# DATA ROWS
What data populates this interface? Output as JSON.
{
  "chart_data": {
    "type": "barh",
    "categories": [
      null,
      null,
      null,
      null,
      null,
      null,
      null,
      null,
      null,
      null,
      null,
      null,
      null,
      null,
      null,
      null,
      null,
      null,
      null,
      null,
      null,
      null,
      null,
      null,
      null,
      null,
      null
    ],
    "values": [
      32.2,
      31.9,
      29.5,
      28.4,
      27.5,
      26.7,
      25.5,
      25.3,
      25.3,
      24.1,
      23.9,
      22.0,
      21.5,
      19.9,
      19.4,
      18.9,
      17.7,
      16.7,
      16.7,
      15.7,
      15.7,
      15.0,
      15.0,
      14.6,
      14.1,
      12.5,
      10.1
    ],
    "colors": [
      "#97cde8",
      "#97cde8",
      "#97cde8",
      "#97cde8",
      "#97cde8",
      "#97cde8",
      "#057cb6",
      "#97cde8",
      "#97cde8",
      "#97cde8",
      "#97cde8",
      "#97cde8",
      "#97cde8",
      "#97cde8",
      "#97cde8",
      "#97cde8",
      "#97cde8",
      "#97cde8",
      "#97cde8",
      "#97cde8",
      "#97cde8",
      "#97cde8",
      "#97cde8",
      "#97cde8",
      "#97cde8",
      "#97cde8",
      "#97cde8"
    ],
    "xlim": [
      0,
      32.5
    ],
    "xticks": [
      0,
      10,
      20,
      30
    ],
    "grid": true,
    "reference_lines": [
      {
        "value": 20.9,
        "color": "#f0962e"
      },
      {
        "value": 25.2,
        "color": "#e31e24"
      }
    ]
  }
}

# EXERCISE DIRECTIONS
Output every entry shown above, exactly.

# RESULT FOR THIS EXERCISE
What data populates this interface? Output as JSON.
{
  "chart_data": {
    "type": "barh",
    "categories": [
      null,
      null,
      null,
      null,
      null,
      null,
      null,
      null,
      null,
      null,
      null,
      null,
      null,
      null,
      null,
      null,
      null,
      null,
      null,
      null,
      null,
      null,
      null,
      null,
      null,
      null,
      null
    ],
    "values": [
      32.2,
      31.9,
      29.5,
      28.4,
      27.5,
      26.7,
      25.5,
      25.3,
      25.3,
      24.1,
      23.9,
      22.0,
      21.5,
      19.9,
      19.4,
      18.9,
      17.7,
      16.7,
      16.7,
      15.7,
      15.7,
      15.0,
      15.0,
      14.6,
      14.1,
      12.5,
      10.1
    ],
    "colors": [
      "#97cde8",
      "#97cde8",
      "#97cde8",
      "#97cde8",
      "#97cde8",
      "#97cde8",
      "#057cb6",
      "#97cde8",
      "#97cde8",
      "#97cde8",
      "#97cde8",
      "#97cde8",
      "#97cde8",
      "#97cde8",
      "#97cde8",
      "#97cde8",
      "#97cde8",
      "#97cde8",
      "#97cde8",
      "#97cde8",
      "#97cde8",
      "#97cde8",
      "#97cde8",
      "#97cde8",
      "#97cde8",
      "#97cde8",
      "#97cde8"
    ],
    "xlim": [
      0,
      32.5
    ],
    "xticks": [
      0,
      10,
      20,
      30
    ],
    "grid": true,
    "reference_lines": [
      {
        "value": 20.9,
        "color": "#f0962e"
      },
      {
        "value": 25.2,
        "color": "#e31e24"
      }
    ]
  }
}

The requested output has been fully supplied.